(Data excerpts)

— Start —

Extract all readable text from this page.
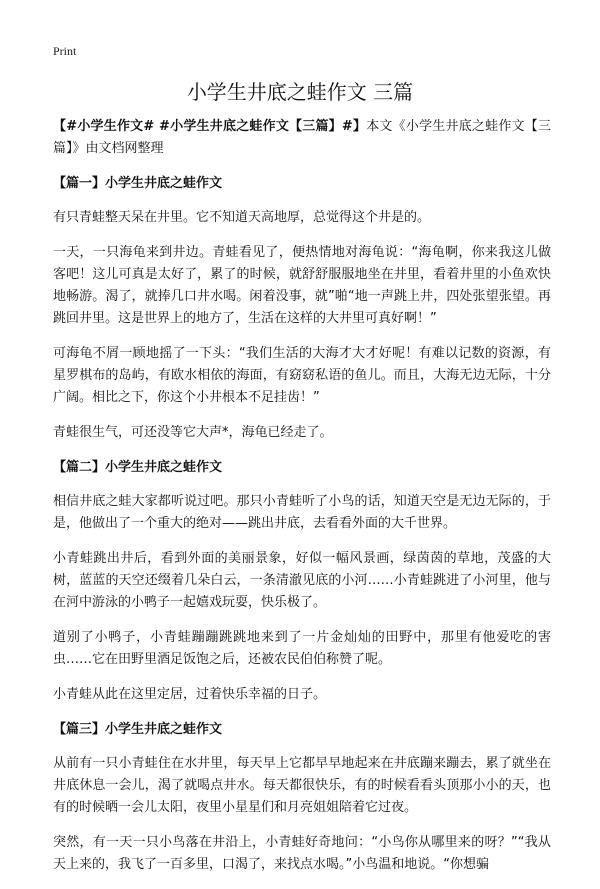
Print
小学生井底之蛙作文 三篇

【#小学生作文# #小学生井底之蛙作文【三篇】#】本文《小学生井底之蛙作文【三篇】》由文档网整理

【篇一】小学生井底之蛙作文

有只青蛙整天呆在井里。它不知道天高地厚，总觉得这个井是的。

一天，一只海龟来到井边。青蛙看见了，便热情地对海龟说：“海龟啊，你来我这儿做客吧！这儿可真是太好了，累了的时候，就舒舒服服地坐在井里，看着井里的小鱼欢快地畅游。渴了，就捧几口井水喝。闲着没事，就”啪“地一声跳上井，四处张望张望。再跳回井里。这是世界上的地方了，生活在这样的大井里可真好啊！”

可海龟不屑一顾地摇了一下头：“我们生活的大海才大才好呢！有难以记数的资源，有星罗棋布的岛屿，有欧水相依的海面，有窈窈私语的鱼儿。而且，大海无边无际，十分广阔。相比之下，你这个小井根本不足挂齿！”

青蛙很生气，可还没等它大声*，海龟已经走了。

【篇二】小学生井底之蛙作文

相信井底之蛙大家都听说过吧。那只小青蛙听了小鸟的话，知道天空是无边无际的，于是，他做出了一个重大的绝对——跳出井底，去看看外面的大千世界。

小青蛙跳出井后，看到外面的美丽景象，好似一幅风景画，绿茵茵的草地，茂盛的大树，蓝蓝的天空还缀着几朵白云，一条清澈见底的小河……小青蛙跳进了小河里，他与在河中游泳的小鸭子一起嬉戏玩耍，快乐极了。

道别了小鸭子，小青蛙蹦蹦跳跳地来到了一片金灿灿的田野中，那里有他爱吃的害虫……它在田野里酒足饭饱之后，还被农民伯伯称赞了呢。

小青蛙从此在这里定居，过着快乐幸福的日子。

【篇三】小学生井底之蛙作文

从前有一只小青蛙住在水井里，每天早上它都早早地起来在井底蹦来蹦去，累了就坐在井底休息一会儿，渴了就喝点井水。每天都很快乐，有的时候看看头顶那小小的天，也有的时候晒一会儿太阳，夜里小星星们和月亮姐姐陪着它过夜。

突然，有一天一只小鸟落在井沿上，小青蛙好奇地问：“小鸟你从哪里来的呀？”“我从天上来的，我飞了一百多里，口渴了，来找点水喝。”小鸟温和地说。“你想骗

— End —

→ **Directions**:
Pick each line holding the word "小学生井底之蛙作文" out of the data and copy it.

→ **Completed exercise**:
小学生井底之蛙作文 三篇
【#小学生作文# #小学生井底之蛙作文【三篇】#】本文《小学生井底之蛙作文【三篇】》由文档网整理
【篇一】小学生井底之蛙作文
【篇二】小学生井底之蛙作文
【篇三】小学生井底之蛙作文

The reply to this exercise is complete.